Exercise:
Write out the material exactly, leaving every picture behind.

Given data:
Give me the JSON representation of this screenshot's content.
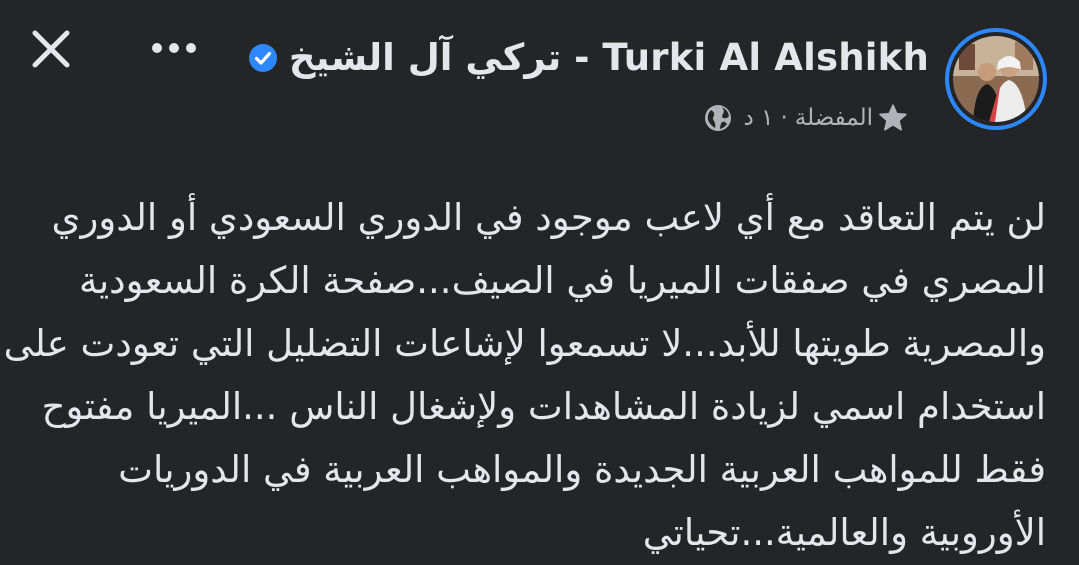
{
  "header": {
    "close_icon": "close-icon",
    "more_icon": "more-horizontal-icon",
    "author_name": "تركي آل الشيخ - Turki Al Alshikh",
    "verified_icon": "verified-badge-icon",
    "verified_color": "#2d88ff",
    "avatar_ring_color": "#2d88ff"
  },
  "meta": {
    "favorites_label": "المفضلة",
    "separator": "·",
    "time_label": "١ د",
    "audience_icon": "globe-icon",
    "favorites_icon": "star-icon"
  },
  "post": {
    "lines": [
      "لن يتم التعاقد مع أي لاعب موجود في الدوري السعودي أو الدوري",
      "المصري في صفقات الميريا في الصيف...صفحة الكرة السعودية",
      "والمصرية طويتها للأبد...لا تسمعوا لإشاعات التضليل التي تعودت على",
      "استخدام اسمي لزيادة المشاهدات ولإشغال الناس ...الميريا مفتوح",
      "فقط للمواهب العربية الجديدة والمواهب العربية في الدوريات",
      "الأوروبية والعالمية...تحياتي"
    ]
  },
  "colors": {
    "background": "#242526",
    "primary_text": "#e4e6eb",
    "secondary_text": "#b0b3b8"
  }
}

Exercise output:
Give me the JSON representation of this screenshot's content.
{
  "header": {
    "close_icon": "close-icon",
    "more_icon": "more-horizontal-icon",
    "author_name": "تركي آل الشيخ - Turki Al Alshikh",
    "verified_icon": "verified-badge-icon",
    "verified_color": "#2d88ff",
    "avatar_ring_color": "#2d88ff"
  },
  "meta": {
    "favorites_label": "المفضلة",
    "separator": "·",
    "time_label": "١ د",
    "audience_icon": "globe-icon",
    "favorites_icon": "star-icon"
  },
  "post": {
    "lines": [
      "لن يتم التعاقد مع أي لاعب موجود في الدوري السعودي أو الدوري",
      "المصري في صفقات الميريا في الصيف...صفحة الكرة السعودية",
      "والمصرية طويتها للأبد...لا تسمعوا لإشاعات التضليل التي تعودت على",
      "استخدام اسمي لزيادة المشاهدات ولإشغال الناس ...الميريا مفتوح",
      "فقط للمواهب العربية الجديدة والمواهب العربية في الدوريات",
      "الأوروبية والعالمية...تحياتي"
    ]
  },
  "colors": {
    "background": "#242526",
    "primary_text": "#e4e6eb",
    "secondary_text": "#b0b3b8"
  }
}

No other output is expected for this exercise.